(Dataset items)
::::::::

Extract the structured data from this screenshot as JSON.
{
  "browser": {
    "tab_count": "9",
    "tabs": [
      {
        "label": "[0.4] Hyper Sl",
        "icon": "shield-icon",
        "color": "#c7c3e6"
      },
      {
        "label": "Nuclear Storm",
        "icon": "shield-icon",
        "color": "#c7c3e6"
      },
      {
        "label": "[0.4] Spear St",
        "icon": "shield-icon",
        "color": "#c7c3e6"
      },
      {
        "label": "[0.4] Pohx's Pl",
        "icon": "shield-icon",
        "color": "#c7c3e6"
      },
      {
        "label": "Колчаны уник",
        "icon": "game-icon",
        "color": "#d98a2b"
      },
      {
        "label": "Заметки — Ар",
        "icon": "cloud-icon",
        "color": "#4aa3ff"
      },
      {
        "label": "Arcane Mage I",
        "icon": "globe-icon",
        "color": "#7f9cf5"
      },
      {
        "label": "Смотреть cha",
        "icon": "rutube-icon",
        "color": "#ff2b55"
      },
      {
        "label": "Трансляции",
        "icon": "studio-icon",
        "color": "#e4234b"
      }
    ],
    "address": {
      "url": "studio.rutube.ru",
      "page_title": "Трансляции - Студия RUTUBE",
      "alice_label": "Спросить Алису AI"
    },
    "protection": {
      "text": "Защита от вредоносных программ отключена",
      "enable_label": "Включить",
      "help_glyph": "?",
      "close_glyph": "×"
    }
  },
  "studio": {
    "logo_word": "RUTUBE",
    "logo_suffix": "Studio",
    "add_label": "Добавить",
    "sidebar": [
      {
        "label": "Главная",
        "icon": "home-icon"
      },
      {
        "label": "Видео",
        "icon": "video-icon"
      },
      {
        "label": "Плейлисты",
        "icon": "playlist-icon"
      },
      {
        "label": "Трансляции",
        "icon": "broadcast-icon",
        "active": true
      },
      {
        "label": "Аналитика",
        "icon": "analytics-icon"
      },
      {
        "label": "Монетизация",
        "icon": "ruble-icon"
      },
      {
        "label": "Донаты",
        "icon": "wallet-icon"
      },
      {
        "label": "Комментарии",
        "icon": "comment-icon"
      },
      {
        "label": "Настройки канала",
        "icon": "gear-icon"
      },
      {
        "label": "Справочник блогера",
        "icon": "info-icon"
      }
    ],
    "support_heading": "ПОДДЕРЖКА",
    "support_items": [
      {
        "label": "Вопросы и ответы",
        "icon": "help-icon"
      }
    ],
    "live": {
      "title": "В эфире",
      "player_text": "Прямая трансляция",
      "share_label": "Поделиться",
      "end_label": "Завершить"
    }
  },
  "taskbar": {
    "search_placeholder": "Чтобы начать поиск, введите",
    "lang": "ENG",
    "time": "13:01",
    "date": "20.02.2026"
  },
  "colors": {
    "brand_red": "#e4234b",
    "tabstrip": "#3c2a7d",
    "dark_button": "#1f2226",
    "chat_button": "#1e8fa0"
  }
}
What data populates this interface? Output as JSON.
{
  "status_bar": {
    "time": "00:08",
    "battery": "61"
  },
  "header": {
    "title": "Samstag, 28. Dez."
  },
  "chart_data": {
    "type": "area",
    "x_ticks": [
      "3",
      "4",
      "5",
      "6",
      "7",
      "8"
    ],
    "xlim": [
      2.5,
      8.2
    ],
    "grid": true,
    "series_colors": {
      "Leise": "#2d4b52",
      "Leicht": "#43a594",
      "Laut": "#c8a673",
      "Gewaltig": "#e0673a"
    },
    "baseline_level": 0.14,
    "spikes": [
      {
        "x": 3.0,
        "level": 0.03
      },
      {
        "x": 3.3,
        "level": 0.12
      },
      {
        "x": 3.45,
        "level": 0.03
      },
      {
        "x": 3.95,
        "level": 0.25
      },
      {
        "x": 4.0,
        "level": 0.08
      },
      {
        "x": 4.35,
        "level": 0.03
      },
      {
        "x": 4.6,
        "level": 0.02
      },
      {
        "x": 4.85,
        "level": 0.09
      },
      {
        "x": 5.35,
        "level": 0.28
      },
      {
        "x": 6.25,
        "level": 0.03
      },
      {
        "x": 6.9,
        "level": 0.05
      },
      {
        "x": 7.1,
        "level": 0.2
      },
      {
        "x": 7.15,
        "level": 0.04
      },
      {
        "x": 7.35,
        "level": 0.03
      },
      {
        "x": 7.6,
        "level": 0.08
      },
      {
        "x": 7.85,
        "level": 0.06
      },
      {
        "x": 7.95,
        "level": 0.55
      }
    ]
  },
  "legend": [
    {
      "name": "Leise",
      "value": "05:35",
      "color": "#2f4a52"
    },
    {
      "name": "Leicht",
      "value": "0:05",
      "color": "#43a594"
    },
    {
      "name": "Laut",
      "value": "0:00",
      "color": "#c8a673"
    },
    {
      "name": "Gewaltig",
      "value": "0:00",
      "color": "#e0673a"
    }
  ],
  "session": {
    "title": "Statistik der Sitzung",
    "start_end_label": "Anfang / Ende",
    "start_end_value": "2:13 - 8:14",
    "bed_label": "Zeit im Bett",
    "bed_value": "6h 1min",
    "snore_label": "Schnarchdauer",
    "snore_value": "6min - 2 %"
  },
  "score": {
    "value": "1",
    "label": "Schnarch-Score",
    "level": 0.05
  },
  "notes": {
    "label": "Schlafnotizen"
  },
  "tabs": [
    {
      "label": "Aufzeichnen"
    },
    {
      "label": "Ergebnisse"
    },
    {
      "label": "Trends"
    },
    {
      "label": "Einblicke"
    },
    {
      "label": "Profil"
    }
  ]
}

::::::::

Quote the data above in full, changing nothing.

> _Final answer_
Extract the structured data from this screenshot as JSON.
{
  "browser": {
    "tab_count": "9",
    "tabs": [
      {
        "label": "[0.4] Hyper Sl",
        "icon": "shield-icon",
        "color": "#c7c3e6"
      },
      {
        "label": "Nuclear Storm",
        "icon": "shield-icon",
        "color": "#c7c3e6"
      },
      {
        "label": "[0.4] Spear St",
        "icon": "shield-icon",
        "color": "#c7c3e6"
      },
      {
        "label": "[0.4] Pohx's Pl",
        "icon": "shield-icon",
        "color": "#c7c3e6"
      },
      {
        "label": "Колчаны уник",
        "icon": "game-icon",
        "color": "#d98a2b"
      },
      {
        "label": "Заметки — Ар",
        "icon": "cloud-icon",
        "color": "#4aa3ff"
      },
      {
        "label": "Arcane Mage I",
        "icon": "globe-icon",
        "color": "#7f9cf5"
      },
      {
        "label": "Смотреть cha",
        "icon": "rutube-icon",
        "color": "#ff2b55"
      },
      {
        "label": "Трансляции",
        "icon": "studio-icon",
        "color": "#e4234b"
      }
    ],
    "address": {
      "url": "studio.rutube.ru",
      "page_title": "Трансляции - Студия RUTUBE",
      "alice_label": "Спросить Алису AI"
    },
    "protection": {
      "text": "Защита от вредоносных программ отключена",
      "enable_label": "Включить",
      "help_glyph": "?",
      "close_glyph": "×"
    }
  },
  "studio": {
    "logo_word": "RUTUBE",
    "logo_suffix": "Studio",
    "add_label": "Добавить",
    "sidebar": [
      {
        "label": "Главная",
        "icon": "home-icon"
      },
      {
        "label": "Видео",
        "icon": "video-icon"
      },
      {
        "label": "Плейлисты",
        "icon": "playlist-icon"
      },
      {
        "label": "Трансляции",
        "icon": "broadcast-icon",
        "active": true
      },
      {
        "label": "Аналитика",
        "icon": "analytics-icon"
      },
      {
        "label": "Монетизация",
        "icon": "ruble-icon"
      },
      {
        "label": "Донаты",
        "icon": "wallet-icon"
      },
      {
        "label": "Комментарии",
        "icon": "comment-icon"
      },
      {
        "label": "Настройки канала",
        "icon": "gear-icon"
      },
      {
        "label": "Справочник блогера",
        "icon": "info-icon"
      }
    ],
    "support_heading": "ПОДДЕРЖКА",
    "support_items": [
      {
        "label": "Вопросы и ответы",
        "icon": "help-icon"
      }
    ],
    "live": {
      "title": "В эфире",
      "player_text": "Прямая трансляция",
      "share_label": "Поделиться",
      "end_label": "Завершить"
    }
  },
  "taskbar": {
    "search_placeholder": "Чтобы начать поиск, введите",
    "lang": "ENG",
    "time": "13:01",
    "date": "20.02.2026"
  },
  "colors": {
    "brand_red": "#e4234b",
    "tabstrip": "#3c2a7d",
    "dark_button": "#1f2226",
    "chat_button": "#1e8fa0"
  }
}
What data populates this interface? Output as JSON.
{
  "status_bar": {
    "time": "00:08",
    "battery": "61"
  },
  "header": {
    "title": "Samstag, 28. Dez."
  },
  "chart_data": {
    "type": "area",
    "x_ticks": [
      "3",
      "4",
      "5",
      "6",
      "7",
      "8"
    ],
    "xlim": [
      2.5,
      8.2
    ],
    "grid": true,
    "series_colors": {
      "Leise": "#2d4b52",
      "Leicht": "#43a594",
      "Laut": "#c8a673",
      "Gewaltig": "#e0673a"
    },
    "baseline_level": 0.14,
    "spikes": [
      {
        "x": 3.0,
        "level": 0.03
      },
      {
        "x": 3.3,
        "level": 0.12
      },
      {
        "x": 3.45,
        "level": 0.03
      },
      {
        "x": 3.95,
        "level": 0.25
      },
      {
        "x": 4.0,
        "level": 0.08
      },
      {
        "x": 4.35,
        "level": 0.03
      },
      {
        "x": 4.6,
        "level": 0.02
      },
      {
        "x": 4.85,
        "level": 0.09
      },
      {
        "x": 5.35,
        "level": 0.28
      },
      {
        "x": 6.25,
        "level": 0.03
      },
      {
        "x": 6.9,
        "level": 0.05
      },
      {
        "x": 7.1,
        "level": 0.2
      },
      {
        "x": 7.15,
        "level": 0.04
      },
      {
        "x": 7.35,
        "level": 0.03
      },
      {
        "x": 7.6,
        "level": 0.08
      },
      {
        "x": 7.85,
        "level": 0.06
      },
      {
        "x": 7.95,
        "level": 0.55
      }
    ]
  },
  "legend": [
    {
      "name": "Leise",
      "value": "05:35",
      "color": "#2f4a52"
    },
    {
      "name": "Leicht",
      "value": "0:05",
      "color": "#43a594"
    },
    {
      "name": "Laut",
      "value": "0:00",
      "color": "#c8a673"
    },
    {
      "name": "Gewaltig",
      "value": "0:00",
      "color": "#e0673a"
    }
  ],
  "session": {
    "title": "Statistik der Sitzung",
    "start_end_label": "Anfang / Ende",
    "start_end_value": "2:13 - 8:14",
    "bed_label": "Zeit im Bett",
    "bed_value": "6h 1min",
    "snore_label": "Schnarchdauer",
    "snore_value": "6min - 2 %"
  },
  "score": {
    "value": "1",
    "label": "Schnarch-Score",
    "level": 0.05
  },
  "notes": {
    "label": "Schlafnotizen"
  },
  "tabs": [
    {
      "label": "Aufzeichnen"
    },
    {
      "label": "Ergebnisse"
    },
    {
      "label": "Trends"
    },
    {
      "label": "Einblicke"
    },
    {
      "label": "Profil"
    }
  ]
}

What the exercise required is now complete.